(Image layout annotations)
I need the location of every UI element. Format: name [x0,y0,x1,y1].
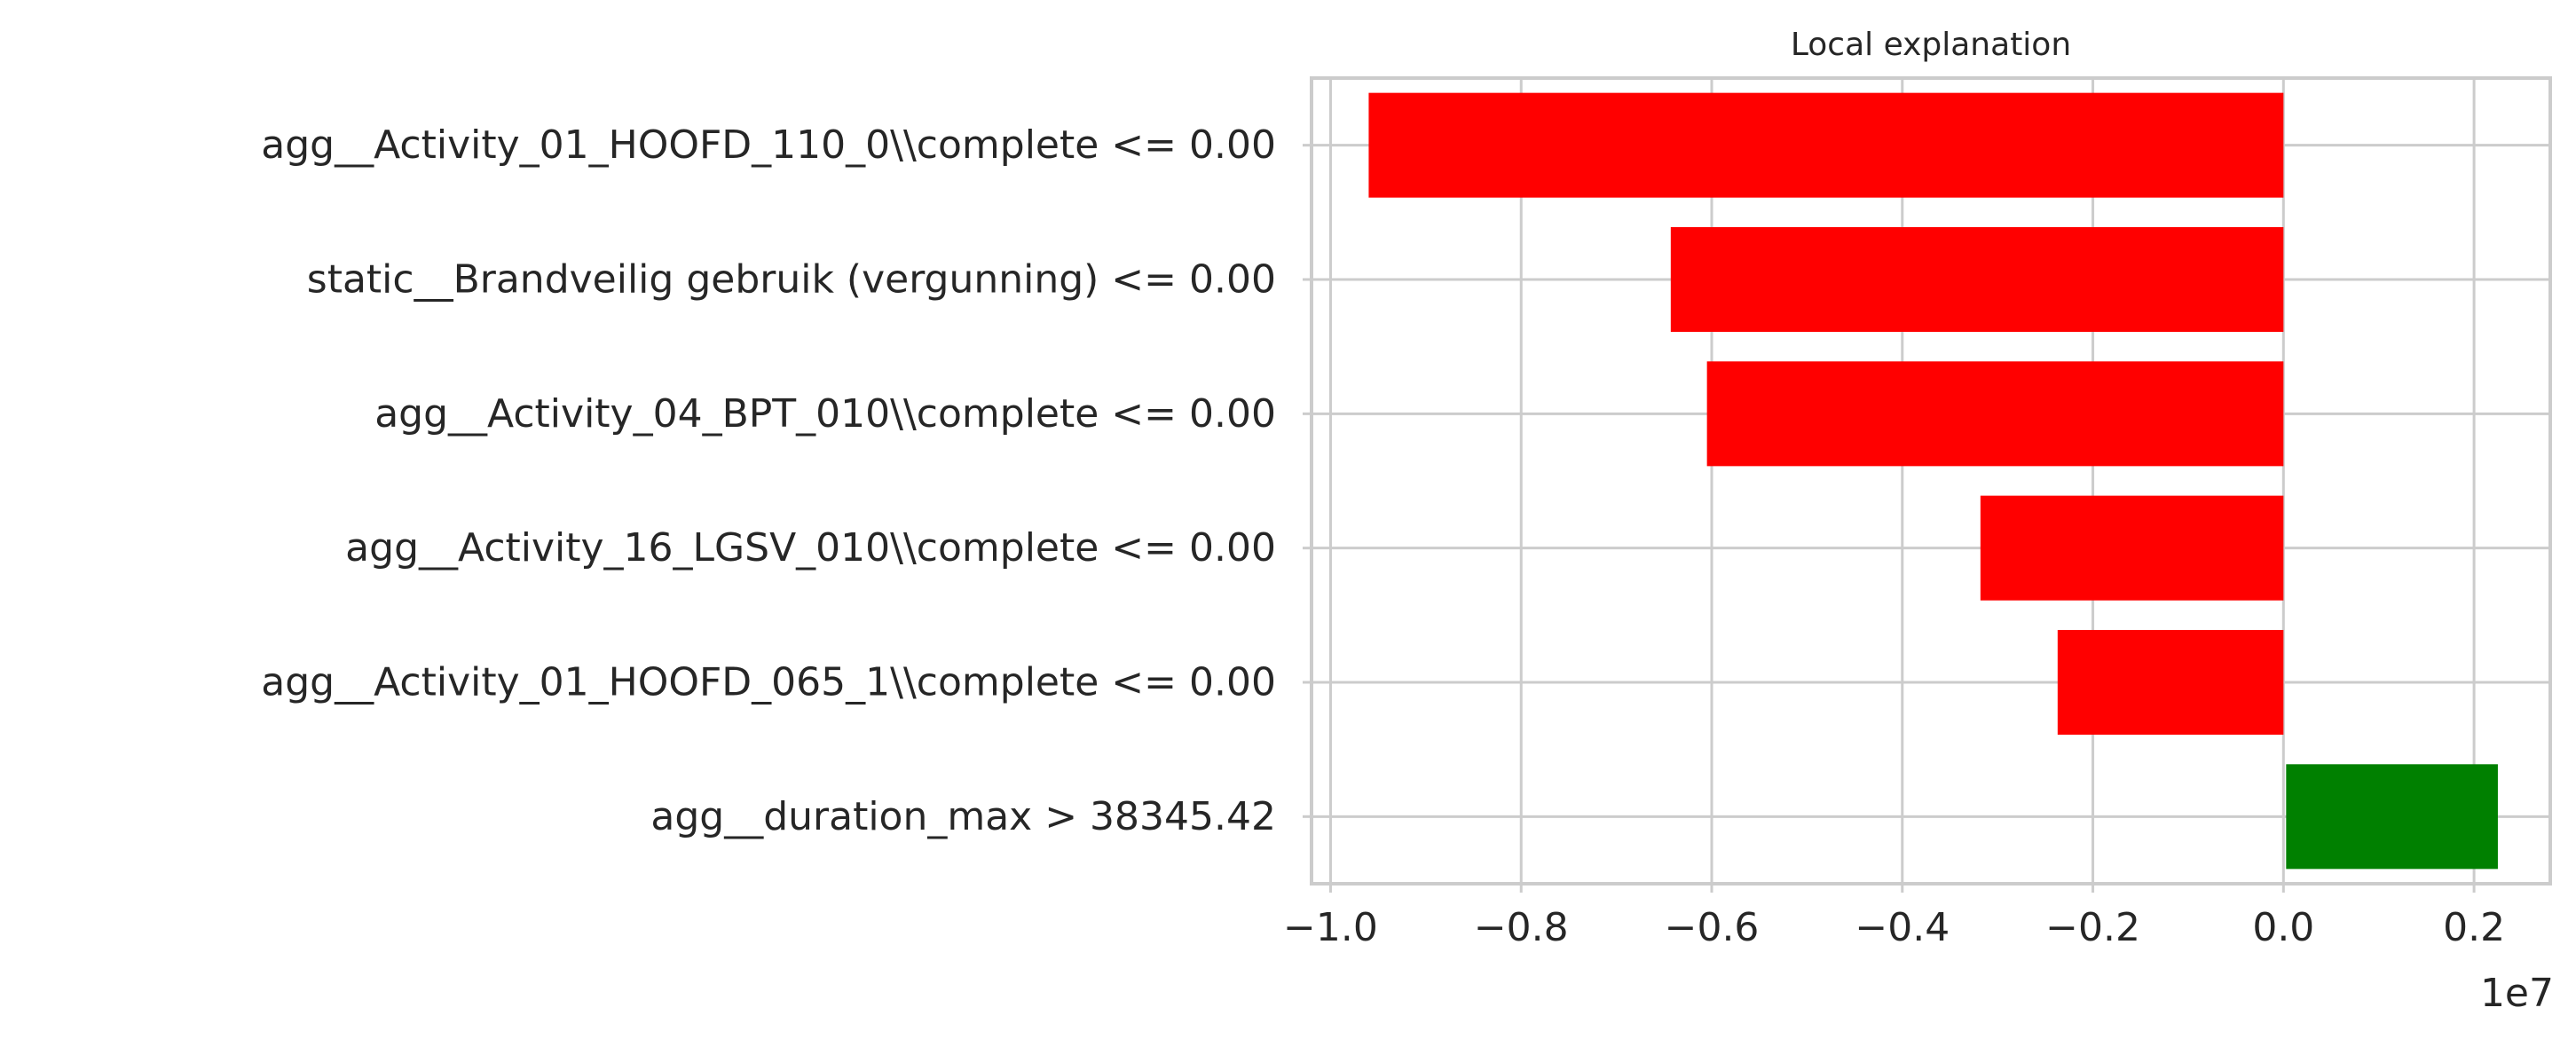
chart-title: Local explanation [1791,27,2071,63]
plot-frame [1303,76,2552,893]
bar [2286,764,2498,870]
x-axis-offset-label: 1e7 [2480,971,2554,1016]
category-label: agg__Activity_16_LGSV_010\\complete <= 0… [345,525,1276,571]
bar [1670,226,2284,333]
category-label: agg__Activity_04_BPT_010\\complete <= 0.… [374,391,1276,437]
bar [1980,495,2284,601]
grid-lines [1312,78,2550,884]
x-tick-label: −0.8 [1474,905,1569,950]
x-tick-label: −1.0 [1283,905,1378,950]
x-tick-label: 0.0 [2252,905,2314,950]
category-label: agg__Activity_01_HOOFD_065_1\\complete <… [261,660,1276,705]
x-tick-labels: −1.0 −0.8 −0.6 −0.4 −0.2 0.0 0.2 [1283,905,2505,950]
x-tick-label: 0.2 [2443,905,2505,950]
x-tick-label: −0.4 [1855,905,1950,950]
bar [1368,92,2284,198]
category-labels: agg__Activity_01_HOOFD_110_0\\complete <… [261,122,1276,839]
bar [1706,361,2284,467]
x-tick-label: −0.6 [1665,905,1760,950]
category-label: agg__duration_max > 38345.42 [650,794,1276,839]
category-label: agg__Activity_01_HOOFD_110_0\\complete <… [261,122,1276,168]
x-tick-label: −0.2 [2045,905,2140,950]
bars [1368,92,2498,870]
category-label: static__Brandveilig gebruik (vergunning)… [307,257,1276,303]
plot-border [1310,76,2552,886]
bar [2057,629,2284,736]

==

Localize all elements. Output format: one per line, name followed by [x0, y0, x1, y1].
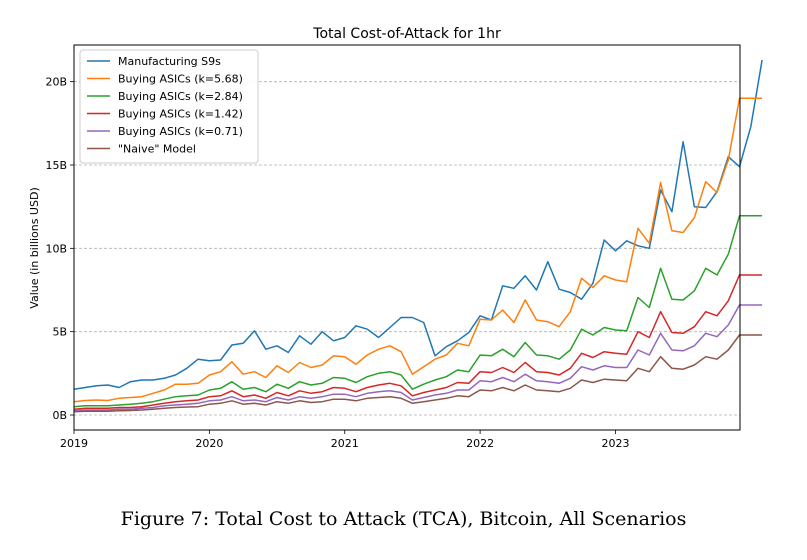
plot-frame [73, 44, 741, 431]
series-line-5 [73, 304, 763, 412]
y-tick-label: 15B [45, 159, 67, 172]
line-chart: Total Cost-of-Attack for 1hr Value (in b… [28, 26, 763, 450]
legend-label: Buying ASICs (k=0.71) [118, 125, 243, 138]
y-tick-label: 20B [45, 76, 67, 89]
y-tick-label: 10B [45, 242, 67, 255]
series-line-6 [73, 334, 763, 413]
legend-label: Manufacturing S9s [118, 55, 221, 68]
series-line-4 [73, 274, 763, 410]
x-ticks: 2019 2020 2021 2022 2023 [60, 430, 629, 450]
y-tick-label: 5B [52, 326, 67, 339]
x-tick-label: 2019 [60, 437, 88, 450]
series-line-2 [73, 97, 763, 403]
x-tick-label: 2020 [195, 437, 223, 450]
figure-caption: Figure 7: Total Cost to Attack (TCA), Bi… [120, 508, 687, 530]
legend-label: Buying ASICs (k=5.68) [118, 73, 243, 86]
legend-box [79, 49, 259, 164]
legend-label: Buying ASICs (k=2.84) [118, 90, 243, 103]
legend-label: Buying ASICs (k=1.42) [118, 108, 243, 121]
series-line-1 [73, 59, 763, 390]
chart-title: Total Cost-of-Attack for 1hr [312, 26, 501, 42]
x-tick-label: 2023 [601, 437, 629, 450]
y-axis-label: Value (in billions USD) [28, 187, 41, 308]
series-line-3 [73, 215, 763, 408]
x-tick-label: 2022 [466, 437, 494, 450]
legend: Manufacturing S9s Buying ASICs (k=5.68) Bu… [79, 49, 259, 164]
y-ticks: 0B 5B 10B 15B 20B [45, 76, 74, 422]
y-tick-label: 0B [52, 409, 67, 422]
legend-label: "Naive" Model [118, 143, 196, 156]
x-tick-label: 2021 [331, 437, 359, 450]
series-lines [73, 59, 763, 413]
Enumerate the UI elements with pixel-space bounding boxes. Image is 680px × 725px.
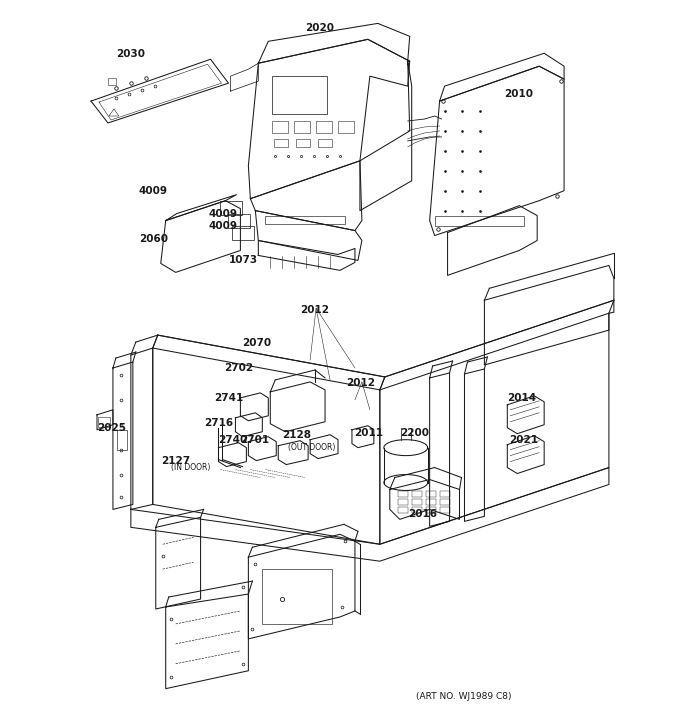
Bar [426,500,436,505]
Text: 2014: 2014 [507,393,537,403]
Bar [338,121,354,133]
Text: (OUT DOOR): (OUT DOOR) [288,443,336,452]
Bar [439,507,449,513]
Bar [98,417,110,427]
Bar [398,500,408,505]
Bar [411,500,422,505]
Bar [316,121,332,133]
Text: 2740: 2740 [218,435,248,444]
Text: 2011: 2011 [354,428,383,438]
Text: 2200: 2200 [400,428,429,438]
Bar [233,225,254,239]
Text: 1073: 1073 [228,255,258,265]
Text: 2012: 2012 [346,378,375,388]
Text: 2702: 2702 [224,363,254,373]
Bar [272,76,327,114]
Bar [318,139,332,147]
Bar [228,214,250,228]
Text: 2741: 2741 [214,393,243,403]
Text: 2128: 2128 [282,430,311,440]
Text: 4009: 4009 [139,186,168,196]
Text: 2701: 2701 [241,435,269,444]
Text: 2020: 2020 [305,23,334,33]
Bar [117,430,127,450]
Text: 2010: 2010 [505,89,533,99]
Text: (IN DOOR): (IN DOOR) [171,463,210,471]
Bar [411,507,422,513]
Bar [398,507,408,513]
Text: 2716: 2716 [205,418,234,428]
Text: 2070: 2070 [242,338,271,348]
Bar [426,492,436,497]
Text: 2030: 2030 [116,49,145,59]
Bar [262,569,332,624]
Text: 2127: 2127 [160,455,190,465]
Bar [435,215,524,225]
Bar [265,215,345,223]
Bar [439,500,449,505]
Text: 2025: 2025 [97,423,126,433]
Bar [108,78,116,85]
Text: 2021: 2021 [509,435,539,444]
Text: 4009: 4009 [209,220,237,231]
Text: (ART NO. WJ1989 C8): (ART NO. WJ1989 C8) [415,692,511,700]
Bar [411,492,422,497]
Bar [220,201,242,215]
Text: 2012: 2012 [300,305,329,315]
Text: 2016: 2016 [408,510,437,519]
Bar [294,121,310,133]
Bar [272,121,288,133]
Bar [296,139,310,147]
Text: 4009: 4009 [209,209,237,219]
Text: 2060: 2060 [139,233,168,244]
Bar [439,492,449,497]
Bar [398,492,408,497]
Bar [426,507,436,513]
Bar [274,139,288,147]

Goal:
Turn the lines starting at the one containing "Bar [426,500,436,505]" and ending at the one containing "Bar [274,139,288,147]" into a Markdown table with the columns n and Line, where n is the row number. Leave out any blank lines, and include nothing beyond those lines.

Result of the exercise:
| n | Line |
|---|---|
| 1 | Bar [426,500,436,505] |
| 2 | Text: 2014: 2014 [507,393,537,403] |
| 3 | Bar [338,121,354,133] |
| 4 | Text: (OUT DOOR): (OUT DOOR) [288,443,336,452] |
| 5 | Bar [439,507,449,513] |
| 6 | Bar [98,417,110,427] |
| 7 | Bar [398,500,408,505] |
| 8 | Bar [411,500,422,505] |
| 9 | Bar [316,121,332,133] |
| 10 | Text: 2740: 2740 [218,435,248,444] |
| 11 | Text: 2011: 2011 [354,428,383,438] |
| 12 | Text: 2200: 2200 [400,428,429,438] |
| 13 | Bar [233,225,254,239] |
| 14 | Text: 1073: 1073 [228,255,258,265] |
| 15 | Text: 2012: 2012 [346,378,375,388] |
| 16 | Text: 2702: 2702 [224,363,254,373] |
| 17 | Bar [272,76,327,114] |
| 18 | Bar [318,139,332,147] |
| 19 | Bar [228,214,250,228] |
| 20 | Text: 2741: 2741 [214,393,243,403] |
| 21 | Text: 2128: 2128 [282,430,311,440] |
| 22 | Text: 4009: 4009 [139,186,168,196] |
| 23 | Text: 2701: 2701 [241,435,269,444] |
| 24 | Text: 2020: 2020 [305,23,334,33] |
| 25 | Bar [117,430,127,450] |
| 26 | Text: 2010: 2010 [505,89,533,99] |
| 27 | Text: (IN DOOR): (IN DOOR) [171,463,210,471] |
| 28 | Bar [411,507,422,513] |
| 29 | Bar [398,507,408,513] |
| 30 | Text: 2716: 2716 [205,418,234,428] |
| 31 | Text: 2070: 2070 [242,338,271,348] |
| 32 | Bar [426,492,436,497] |
| 33 | Text: 2030: 2030 [116,49,145,59] |
| 34 | Bar [262,569,332,624] |
| 35 | Text: 2127: 2127 [160,455,190,465] |
| 36 | Bar [435,215,524,225] |
| 37 | Bar [265,215,345,223] |
| 38 | Bar [439,500,449,505] |
| 39 | Text: 2025: 2025 [97,423,126,433] |
| 40 | Bar [108,78,116,85] |
| 41 | Text: 2021: 2021 [509,435,539,444] |
| 42 | Text: 4009: 4009 [209,220,237,231] |
| 43 | Text: (ART NO. WJ1989 C8): (ART NO. WJ1989 C8) [415,692,511,700] |
| 44 | Bar [411,492,422,497] |
| 45 | Bar [220,201,242,215] |
| 46 | Text: 2012: 2012 [300,305,329,315] |
| 47 | Text: 2016: 2016 [408,510,437,519] |
| 48 | Bar [294,121,310,133] |
| 49 | Bar [272,121,288,133] |
| 50 | Bar [296,139,310,147] |
| 51 | Text: 4009: 4009 [209,209,237,219] |
| 52 | Text: 2060: 2060 [139,233,168,244] |
| 53 | Bar [439,492,449,497] |
| 54 | Bar [398,492,408,497] |
| 55 | Bar [426,507,436,513] |
| 56 | Bar [274,139,288,147] |